(Data items)
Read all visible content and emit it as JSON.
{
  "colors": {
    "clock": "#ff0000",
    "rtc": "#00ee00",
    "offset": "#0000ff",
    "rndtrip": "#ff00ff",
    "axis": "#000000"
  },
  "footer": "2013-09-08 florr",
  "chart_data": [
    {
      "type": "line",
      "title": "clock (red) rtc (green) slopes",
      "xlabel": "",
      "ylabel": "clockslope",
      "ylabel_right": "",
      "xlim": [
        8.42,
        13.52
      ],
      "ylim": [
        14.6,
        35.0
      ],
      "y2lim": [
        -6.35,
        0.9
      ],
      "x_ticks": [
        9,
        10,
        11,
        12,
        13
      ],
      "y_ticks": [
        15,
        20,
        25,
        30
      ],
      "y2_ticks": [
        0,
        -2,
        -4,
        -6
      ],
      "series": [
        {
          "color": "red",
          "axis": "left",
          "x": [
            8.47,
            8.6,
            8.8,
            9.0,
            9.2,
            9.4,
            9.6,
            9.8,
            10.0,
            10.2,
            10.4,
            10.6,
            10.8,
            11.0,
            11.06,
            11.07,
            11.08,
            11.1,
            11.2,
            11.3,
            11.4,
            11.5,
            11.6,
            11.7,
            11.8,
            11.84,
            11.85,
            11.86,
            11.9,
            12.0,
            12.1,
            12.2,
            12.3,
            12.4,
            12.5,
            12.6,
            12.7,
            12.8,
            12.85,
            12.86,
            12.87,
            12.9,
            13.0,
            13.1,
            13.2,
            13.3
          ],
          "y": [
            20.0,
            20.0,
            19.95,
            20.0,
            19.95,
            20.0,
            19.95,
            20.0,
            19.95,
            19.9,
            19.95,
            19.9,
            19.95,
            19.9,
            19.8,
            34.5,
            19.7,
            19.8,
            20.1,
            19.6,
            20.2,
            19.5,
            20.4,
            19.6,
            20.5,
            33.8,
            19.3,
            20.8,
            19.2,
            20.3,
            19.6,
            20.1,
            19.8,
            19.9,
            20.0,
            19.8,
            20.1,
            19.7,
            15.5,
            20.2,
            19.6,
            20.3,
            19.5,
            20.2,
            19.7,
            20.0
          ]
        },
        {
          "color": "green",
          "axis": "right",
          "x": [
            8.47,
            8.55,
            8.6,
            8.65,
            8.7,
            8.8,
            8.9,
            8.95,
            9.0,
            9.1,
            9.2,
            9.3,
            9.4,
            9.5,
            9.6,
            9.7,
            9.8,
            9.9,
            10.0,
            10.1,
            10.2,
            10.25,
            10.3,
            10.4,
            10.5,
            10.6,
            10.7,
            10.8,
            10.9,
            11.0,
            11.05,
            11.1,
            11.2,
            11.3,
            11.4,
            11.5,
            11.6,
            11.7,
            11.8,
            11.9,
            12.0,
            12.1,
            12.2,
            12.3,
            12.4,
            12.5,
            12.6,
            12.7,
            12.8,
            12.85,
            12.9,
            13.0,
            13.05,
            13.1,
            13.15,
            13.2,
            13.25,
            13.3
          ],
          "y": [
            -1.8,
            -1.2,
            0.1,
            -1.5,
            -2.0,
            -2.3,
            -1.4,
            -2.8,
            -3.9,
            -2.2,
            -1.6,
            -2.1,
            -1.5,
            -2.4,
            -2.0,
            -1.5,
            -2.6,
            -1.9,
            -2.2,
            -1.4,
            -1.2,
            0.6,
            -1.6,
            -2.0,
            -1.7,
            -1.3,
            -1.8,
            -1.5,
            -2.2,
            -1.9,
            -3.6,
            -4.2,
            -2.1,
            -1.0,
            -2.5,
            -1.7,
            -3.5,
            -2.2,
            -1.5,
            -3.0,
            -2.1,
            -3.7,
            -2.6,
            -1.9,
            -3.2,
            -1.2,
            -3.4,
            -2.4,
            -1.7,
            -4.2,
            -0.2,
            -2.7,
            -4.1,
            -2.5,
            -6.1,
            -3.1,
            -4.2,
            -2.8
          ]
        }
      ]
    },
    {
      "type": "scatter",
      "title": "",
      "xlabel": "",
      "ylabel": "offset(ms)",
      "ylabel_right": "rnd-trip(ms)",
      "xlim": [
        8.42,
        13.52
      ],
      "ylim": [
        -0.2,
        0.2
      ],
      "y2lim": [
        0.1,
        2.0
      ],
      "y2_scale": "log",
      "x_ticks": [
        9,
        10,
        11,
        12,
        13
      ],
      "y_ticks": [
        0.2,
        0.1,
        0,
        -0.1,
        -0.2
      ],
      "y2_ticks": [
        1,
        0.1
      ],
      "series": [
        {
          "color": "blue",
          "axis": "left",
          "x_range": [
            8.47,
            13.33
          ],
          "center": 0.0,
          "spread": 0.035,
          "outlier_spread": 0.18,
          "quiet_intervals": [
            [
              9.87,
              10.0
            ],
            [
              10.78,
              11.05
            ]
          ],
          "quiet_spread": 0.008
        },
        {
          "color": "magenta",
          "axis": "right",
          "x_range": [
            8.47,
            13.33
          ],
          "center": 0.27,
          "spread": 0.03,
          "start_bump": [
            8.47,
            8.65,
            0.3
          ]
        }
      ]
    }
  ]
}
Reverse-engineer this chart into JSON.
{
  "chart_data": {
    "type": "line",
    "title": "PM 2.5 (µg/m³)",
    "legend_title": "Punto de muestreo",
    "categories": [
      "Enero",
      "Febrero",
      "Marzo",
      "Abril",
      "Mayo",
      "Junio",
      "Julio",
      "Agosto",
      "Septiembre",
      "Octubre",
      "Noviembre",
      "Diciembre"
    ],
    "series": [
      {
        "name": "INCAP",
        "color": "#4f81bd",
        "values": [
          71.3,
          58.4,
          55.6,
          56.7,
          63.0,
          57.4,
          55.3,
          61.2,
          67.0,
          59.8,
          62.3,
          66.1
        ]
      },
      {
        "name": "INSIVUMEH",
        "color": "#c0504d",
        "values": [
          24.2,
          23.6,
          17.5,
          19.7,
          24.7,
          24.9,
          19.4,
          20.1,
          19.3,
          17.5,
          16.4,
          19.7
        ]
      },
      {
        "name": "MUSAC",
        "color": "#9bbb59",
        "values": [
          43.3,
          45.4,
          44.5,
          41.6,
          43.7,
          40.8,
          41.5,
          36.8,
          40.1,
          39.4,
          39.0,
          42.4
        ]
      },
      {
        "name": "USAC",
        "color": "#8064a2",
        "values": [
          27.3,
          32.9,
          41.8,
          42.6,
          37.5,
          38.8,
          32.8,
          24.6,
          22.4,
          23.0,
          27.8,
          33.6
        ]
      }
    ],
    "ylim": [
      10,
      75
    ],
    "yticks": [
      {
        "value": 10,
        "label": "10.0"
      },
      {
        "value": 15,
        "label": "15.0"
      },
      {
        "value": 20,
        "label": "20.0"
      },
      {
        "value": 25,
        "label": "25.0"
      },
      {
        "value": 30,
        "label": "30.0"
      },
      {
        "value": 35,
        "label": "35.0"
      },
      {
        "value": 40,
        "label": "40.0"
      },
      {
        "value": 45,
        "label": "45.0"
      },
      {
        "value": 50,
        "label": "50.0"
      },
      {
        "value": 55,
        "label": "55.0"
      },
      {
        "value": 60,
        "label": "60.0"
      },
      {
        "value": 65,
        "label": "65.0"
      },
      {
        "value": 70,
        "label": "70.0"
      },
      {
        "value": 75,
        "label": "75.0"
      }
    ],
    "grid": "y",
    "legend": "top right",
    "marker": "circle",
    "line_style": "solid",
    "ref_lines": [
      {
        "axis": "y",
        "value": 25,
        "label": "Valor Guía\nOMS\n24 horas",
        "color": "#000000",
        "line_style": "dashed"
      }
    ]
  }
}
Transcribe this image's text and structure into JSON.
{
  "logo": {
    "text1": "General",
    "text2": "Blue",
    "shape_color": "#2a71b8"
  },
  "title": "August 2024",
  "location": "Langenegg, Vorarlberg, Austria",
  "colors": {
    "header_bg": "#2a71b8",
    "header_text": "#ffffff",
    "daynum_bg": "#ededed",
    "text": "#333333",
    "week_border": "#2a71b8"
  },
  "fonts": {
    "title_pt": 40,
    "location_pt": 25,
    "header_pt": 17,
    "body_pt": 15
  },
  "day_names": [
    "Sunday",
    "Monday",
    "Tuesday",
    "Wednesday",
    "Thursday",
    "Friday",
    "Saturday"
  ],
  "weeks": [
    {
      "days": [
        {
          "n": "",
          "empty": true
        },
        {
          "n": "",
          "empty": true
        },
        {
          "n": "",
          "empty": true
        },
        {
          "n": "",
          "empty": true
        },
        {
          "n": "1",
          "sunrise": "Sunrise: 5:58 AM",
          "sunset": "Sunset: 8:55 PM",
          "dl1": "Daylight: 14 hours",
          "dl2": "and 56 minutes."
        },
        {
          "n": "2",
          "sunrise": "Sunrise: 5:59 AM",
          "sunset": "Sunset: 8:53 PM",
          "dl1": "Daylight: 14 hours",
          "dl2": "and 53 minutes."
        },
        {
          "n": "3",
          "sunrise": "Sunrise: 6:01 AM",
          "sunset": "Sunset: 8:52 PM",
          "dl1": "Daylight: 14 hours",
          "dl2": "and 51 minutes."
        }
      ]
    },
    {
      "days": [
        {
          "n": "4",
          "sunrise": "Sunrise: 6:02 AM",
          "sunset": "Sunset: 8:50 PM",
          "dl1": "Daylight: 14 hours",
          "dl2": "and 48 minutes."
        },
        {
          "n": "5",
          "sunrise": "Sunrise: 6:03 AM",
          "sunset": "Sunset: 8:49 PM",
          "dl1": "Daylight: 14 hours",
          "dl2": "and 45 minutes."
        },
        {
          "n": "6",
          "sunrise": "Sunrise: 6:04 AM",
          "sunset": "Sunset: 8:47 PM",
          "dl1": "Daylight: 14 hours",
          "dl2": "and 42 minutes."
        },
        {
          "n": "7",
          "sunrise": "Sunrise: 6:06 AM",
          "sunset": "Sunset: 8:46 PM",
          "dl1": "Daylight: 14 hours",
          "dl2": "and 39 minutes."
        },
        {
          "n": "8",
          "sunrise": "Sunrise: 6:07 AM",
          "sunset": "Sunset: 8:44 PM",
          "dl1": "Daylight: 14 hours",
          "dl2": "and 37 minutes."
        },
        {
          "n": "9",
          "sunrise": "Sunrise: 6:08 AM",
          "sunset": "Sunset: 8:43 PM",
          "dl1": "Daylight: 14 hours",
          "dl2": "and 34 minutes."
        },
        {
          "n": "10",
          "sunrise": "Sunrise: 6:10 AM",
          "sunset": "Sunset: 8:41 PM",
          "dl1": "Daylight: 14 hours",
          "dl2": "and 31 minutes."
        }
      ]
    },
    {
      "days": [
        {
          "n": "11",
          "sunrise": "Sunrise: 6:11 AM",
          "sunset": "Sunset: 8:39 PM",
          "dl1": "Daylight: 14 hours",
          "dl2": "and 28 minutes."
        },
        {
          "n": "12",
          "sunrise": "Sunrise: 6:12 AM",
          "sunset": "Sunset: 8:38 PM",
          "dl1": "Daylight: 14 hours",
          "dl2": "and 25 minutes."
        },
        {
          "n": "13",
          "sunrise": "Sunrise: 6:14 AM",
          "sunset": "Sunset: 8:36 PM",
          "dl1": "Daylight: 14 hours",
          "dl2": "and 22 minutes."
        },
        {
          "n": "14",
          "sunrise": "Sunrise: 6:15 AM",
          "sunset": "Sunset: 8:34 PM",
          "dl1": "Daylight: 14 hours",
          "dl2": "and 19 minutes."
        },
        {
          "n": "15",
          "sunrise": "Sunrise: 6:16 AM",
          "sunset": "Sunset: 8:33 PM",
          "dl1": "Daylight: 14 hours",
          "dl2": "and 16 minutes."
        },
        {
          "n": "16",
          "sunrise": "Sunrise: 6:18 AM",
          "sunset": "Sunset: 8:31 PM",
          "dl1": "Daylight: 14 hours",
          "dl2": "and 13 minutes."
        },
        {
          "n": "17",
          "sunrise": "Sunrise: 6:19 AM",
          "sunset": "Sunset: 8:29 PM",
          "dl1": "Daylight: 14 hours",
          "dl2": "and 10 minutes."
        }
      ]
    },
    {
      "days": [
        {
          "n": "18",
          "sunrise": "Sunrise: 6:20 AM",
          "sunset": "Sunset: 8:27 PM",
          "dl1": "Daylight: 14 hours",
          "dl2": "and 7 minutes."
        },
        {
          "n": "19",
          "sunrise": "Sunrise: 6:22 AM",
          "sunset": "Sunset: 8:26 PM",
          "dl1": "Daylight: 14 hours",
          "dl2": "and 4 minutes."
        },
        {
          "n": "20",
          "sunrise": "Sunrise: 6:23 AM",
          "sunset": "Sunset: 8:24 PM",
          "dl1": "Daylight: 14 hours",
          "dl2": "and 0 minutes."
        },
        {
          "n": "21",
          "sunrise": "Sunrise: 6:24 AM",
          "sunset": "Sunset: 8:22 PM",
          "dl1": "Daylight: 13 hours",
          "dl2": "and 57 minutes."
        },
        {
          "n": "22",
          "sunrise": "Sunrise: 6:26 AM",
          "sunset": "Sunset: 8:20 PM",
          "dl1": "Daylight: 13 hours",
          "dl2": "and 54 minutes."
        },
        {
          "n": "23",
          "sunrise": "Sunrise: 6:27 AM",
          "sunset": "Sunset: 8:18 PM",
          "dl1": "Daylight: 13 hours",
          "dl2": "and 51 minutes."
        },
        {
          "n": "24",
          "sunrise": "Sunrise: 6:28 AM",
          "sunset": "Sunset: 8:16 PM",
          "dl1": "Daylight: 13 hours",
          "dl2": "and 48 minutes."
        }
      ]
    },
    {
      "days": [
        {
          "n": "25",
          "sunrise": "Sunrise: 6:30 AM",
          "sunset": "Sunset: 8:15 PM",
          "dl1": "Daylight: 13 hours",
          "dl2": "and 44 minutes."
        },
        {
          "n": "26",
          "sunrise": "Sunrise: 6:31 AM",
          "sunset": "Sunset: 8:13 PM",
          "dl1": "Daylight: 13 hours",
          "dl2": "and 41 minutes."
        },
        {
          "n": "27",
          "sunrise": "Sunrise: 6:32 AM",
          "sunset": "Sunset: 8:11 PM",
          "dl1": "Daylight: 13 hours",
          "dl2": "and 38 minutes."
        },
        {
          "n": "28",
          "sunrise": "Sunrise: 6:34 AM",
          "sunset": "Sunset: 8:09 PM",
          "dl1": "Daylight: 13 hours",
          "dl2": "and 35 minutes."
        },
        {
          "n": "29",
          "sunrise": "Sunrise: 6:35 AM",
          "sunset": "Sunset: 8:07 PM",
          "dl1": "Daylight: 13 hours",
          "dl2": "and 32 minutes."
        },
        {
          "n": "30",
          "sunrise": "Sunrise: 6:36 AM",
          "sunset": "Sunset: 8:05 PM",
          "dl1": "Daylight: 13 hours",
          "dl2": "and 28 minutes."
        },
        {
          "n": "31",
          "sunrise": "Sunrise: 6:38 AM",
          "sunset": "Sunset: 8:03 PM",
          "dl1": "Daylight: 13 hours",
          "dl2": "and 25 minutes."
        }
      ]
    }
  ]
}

**Problem requirements**
Determine the number of lines in the entries above where the string "green" appears. Answer with the number alone.

**Reply**
2